- **GIVEN INSTRUCTION**
Write out the records below once more, exactly as they stand.

- **GIVEN DATA**

○ ○ ○ ○

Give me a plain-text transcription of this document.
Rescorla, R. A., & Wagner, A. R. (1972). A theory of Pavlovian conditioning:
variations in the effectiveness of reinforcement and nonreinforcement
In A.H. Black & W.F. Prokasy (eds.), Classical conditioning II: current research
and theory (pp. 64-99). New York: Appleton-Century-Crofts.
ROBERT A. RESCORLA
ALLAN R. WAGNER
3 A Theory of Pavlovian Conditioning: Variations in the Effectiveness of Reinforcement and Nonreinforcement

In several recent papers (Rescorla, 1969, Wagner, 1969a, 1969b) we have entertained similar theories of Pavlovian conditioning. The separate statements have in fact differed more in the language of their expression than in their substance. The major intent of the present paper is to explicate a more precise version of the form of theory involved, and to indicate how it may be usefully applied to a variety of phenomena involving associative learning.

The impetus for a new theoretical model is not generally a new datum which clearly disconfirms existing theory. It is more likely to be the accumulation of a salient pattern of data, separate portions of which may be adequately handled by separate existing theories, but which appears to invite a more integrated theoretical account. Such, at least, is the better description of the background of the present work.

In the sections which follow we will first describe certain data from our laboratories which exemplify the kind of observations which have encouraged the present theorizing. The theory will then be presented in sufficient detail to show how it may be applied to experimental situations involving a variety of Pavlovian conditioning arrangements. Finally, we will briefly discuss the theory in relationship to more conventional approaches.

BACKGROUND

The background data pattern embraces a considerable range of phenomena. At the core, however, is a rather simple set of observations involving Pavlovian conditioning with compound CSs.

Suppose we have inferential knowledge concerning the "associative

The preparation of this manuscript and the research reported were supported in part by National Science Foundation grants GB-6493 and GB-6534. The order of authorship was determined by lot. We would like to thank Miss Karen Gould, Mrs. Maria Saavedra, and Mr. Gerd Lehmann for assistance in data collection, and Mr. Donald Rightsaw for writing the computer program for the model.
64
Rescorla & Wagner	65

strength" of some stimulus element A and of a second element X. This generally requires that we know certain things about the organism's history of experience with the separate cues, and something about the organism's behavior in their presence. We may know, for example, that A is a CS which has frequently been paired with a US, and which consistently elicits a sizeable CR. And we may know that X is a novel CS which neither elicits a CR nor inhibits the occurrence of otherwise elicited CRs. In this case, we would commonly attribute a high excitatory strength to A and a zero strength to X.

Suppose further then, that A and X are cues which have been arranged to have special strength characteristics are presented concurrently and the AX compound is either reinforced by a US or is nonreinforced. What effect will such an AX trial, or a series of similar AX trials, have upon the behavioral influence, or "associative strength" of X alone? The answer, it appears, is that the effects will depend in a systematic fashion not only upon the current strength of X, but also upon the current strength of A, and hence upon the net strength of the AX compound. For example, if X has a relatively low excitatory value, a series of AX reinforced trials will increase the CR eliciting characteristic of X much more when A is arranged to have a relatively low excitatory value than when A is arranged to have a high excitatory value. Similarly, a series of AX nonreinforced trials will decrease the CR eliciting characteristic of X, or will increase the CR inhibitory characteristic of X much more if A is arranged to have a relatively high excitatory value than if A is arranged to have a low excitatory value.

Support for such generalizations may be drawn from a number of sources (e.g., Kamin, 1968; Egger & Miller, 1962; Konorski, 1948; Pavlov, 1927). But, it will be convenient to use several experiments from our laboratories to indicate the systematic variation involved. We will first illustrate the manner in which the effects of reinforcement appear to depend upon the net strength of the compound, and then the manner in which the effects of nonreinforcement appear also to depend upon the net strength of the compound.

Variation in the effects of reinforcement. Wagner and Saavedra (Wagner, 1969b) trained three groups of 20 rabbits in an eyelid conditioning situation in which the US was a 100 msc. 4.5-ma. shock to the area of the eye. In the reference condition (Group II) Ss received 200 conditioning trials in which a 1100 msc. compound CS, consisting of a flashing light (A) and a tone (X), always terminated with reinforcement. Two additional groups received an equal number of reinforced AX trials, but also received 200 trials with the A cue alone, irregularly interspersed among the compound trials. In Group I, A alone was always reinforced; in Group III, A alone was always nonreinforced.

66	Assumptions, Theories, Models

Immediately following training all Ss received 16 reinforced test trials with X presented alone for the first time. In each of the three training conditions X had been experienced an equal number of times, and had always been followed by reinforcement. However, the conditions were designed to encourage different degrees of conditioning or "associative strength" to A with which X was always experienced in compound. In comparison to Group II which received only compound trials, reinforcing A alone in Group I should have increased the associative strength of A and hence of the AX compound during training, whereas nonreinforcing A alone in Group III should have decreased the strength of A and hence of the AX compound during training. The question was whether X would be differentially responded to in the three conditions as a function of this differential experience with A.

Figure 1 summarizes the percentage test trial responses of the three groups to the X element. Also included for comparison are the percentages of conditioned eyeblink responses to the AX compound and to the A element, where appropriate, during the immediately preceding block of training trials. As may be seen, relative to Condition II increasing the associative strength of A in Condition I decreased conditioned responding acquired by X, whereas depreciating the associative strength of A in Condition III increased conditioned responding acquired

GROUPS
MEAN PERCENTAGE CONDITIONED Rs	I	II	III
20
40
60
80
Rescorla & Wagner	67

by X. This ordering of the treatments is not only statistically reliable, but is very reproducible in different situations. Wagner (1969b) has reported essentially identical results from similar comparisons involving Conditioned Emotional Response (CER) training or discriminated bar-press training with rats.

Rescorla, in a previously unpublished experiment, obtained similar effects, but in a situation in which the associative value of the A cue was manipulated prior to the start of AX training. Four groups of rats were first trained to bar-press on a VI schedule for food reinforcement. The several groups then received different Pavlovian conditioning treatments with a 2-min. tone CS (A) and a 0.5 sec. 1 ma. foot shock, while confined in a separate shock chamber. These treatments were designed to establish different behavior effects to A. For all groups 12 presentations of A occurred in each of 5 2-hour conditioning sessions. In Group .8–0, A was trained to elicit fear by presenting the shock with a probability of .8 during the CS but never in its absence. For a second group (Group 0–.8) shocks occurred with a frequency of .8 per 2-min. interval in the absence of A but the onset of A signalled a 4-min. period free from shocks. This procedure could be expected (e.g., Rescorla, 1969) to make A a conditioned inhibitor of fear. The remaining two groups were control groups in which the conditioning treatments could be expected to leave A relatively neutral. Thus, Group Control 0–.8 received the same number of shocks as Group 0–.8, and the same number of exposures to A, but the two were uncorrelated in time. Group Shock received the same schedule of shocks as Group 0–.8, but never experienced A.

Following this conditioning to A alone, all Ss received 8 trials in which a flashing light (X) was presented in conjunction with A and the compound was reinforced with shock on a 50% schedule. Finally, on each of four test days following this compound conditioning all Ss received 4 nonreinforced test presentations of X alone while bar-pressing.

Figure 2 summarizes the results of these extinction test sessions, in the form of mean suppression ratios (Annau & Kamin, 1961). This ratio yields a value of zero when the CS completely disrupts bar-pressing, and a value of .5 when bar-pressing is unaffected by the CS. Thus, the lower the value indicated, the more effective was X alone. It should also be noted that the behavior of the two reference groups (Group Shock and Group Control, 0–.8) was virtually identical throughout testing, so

○ ○ ○ ○

- **COMPLETE ANSWER**
Give me a plain-text transcription of this document.
Rescorla, R. A., & Wagner, A. R. (1972). A theory of Pavlovian conditioning:
variations in the effectiveness of reinforcement and nonreinforcement
In A.H. Black & W.F. Prokasy (eds.), Classical conditioning II: current research
and theory (pp. 64-99). New York: Appleton-Century-Crofts.
ROBERT A. RESCORLA
ALLAN R. WAGNER
3 A Theory of Pavlovian Conditioning: Variations in the Effectiveness of Reinforcement and Nonreinforcement

In several recent papers (Rescorla, 1969, Wagner, 1969a, 1969b) we have entertained similar theories of Pavlovian conditioning. The separate statements have in fact differed more in the language of their expression than in their substance. The major intent of the present paper is to explicate a more precise version of the form of theory involved, and to indicate how it may be usefully applied to a variety of phenomena involving associative learning.

The impetus for a new theoretical model is not generally a new datum which clearly disconfirms existing theory. It is more likely to be the accumulation of a salient pattern of data, separate portions of which may be adequately handled by separate existing theories, but which appears to invite a more integrated theoretical account. Such, at least, is the better description of the background of the present work.

In the sections which follow we will first describe certain data from our laboratories which exemplify the kind of observations which have encouraged the present theorizing. The theory will then be presented in sufficient detail to show how it may be applied to experimental situations involving a variety of Pavlovian conditioning arrangements. Finally, we will briefly discuss the theory in relationship to more conventional approaches.

BACKGROUND

The background data pattern embraces a considerable range of phenomena. At the core, however, is a rather simple set of observations involving Pavlovian conditioning with compound CSs.

Suppose we have inferential knowledge concerning the "associative

The preparation of this manuscript and the research reported were supported in part by National Science Foundation grants GB-6493 and GB-6534. The order of authorship was determined by lot. We would like to thank Miss Karen Gould, Mrs. Maria Saavedra, and Mr. Gerd Lehmann for assistance in data collection, and Mr. Donald Rightsaw for writing the computer program for the model.
64
Rescorla & Wagner	65

strength" of some stimulus element A and of a second element X. This generally requires that we know certain things about the organism's history of experience with the separate cues, and something about the organism's behavior in their presence. We may know, for example, that A is a CS which has frequently been paired with a US, and which consistently elicits a sizeable CR. And we may know that X is a novel CS which neither elicits a CR nor inhibits the occurrence of otherwise elicited CRs. In this case, we would commonly attribute a high excitatory strength to A and a zero strength to X.

Suppose further then, that A and X are cues which have been arranged to have special strength characteristics are presented concurrently and the AX compound is either reinforced by a US or is nonreinforced. What effect will such an AX trial, or a series of similar AX trials, have upon the behavioral influence, or "associative strength" of X alone? The answer, it appears, is that the effects will depend in a systematic fashion not only upon the current strength of X, but also upon the current strength of A, and hence upon the net strength of the AX compound. For example, if X has a relatively low excitatory value, a series of AX reinforced trials will increase the CR eliciting characteristic of X much more when A is arranged to have a relatively low excitatory value than when A is arranged to have a high excitatory value. Similarly, a series of AX nonreinforced trials will decrease the CR eliciting characteristic of X, or will increase the CR inhibitory characteristic of X much more if A is arranged to have a relatively high excitatory value than if A is arranged to have a low excitatory value.

Support for such generalizations may be drawn from a number of sources (e.g., Kamin, 1968; Egger & Miller, 1962; Konorski, 1948; Pavlov, 1927). But, it will be convenient to use several experiments from our laboratories to indicate the systematic variation involved. We will first illustrate the manner in which the effects of reinforcement appear to depend upon the net strength of the compound, and then the manner in which the effects of nonreinforcement appear also to depend upon the net strength of the compound.

Variation in the effects of reinforcement. Wagner and Saavedra (Wagner, 1969b) trained three groups of 20 rabbits in an eyelid conditioning situation in which the US was a 100 msc. 4.5-ma. shock to the area of the eye. In the reference condition (Group II) Ss received 200 conditioning trials in which a 1100 msc. compound CS, consisting of a flashing light (A) and a tone (X), always terminated with reinforcement. Two additional groups received an equal number of reinforced AX trials, but also received 200 trials with the A cue alone, irregularly interspersed among the compound trials. In Group I, A alone was always reinforced; in Group III, A alone was always nonreinforced.

66	Assumptions, Theories, Models

Immediately following training all Ss received 16 reinforced test trials with X presented alone for the first time. In each of the three training conditions X had been experienced an equal number of times, and had always been followed by reinforcement. However, the conditions were designed to encourage different degrees of conditioning or "associative strength" to A with which X was always experienced in compound. In comparison to Group II which received only compound trials, reinforcing A alone in Group I should have increased the associative strength of A and hence of the AX compound during training, whereas nonreinforcing A alone in Group III should have decreased the strength of A and hence of the AX compound during training. The question was whether X would be differentially responded to in the three conditions as a function of this differential experience with A.

Figure 1 summarizes the percentage test trial responses of the three groups to the X element. Also included for comparison are the percentages of conditioned eyeblink responses to the AX compound and to the A element, where appropriate, during the immediately preceding block of training trials. As may be seen, relative to Condition II increasing the associative strength of A in Condition I decreased conditioned responding acquired by X, whereas depreciating the associative strength of A in Condition III increased conditioned responding acquired

GROUPS
MEAN PERCENTAGE CONDITIONED Rs	I	II	III
20
40
60
80
Rescorla & Wagner	67

by X. This ordering of the treatments is not only statistically reliable, but is very reproducible in different situations. Wagner (1969b) has reported essentially identical results from similar comparisons involving Conditioned Emotional Response (CER) training or discriminated bar-press training with rats.

Rescorla, in a previously unpublished experiment, obtained similar effects, but in a situation in which the associative value of the A cue was manipulated prior to the start of AX training. Four groups of rats were first trained to bar-press on a VI schedule for food reinforcement. The several groups then received different Pavlovian conditioning treatments with a 2-min. tone CS (A) and a 0.5 sec. 1 ma. foot shock, while confined in a separate shock chamber. These treatments were designed to establish different behavior effects to A. For all groups 12 presentations of A occurred in each of 5 2-hour conditioning sessions. In Group .8–0, A was trained to elicit fear by presenting the shock with a probability of .8 during the CS but never in its absence. For a second group (Group 0–.8) shocks occurred with a frequency of .8 per 2-min. interval in the absence of A but the onset of A signalled a 4-min. period free from shocks. This procedure could be expected (e.g., Rescorla, 1969) to make A a conditioned inhibitor of fear. The remaining two groups were control groups in which the conditioning treatments could be expected to leave A relatively neutral. Thus, Group Control 0–.8 received the same number of shocks as Group 0–.8, and the same number of exposures to A, but the two were uncorrelated in time. Group Shock received the same schedule of shocks as Group 0–.8, but never experienced A.

Following this conditioning to A alone, all Ss received 8 trials in which a flashing light (X) was presented in conjunction with A and the compound was reinforced with shock on a 50% schedule. Finally, on each of four test days following this compound conditioning all Ss received 4 nonreinforced test presentations of X alone while bar-pressing.

Figure 2 summarizes the results of these extinction test sessions, in the form of mean suppression ratios (Annau & Kamin, 1961). This ratio yields a value of zero when the CS completely disrupts bar-pressing, and a value of .5 when bar-pressing is unaffected by the CS. Thus, the lower the value indicated, the more effective was X alone. It should also be noted that the behavior of the two reference groups (Group Shock and Group Control, 0–.8) was virtually identical throughout testing, so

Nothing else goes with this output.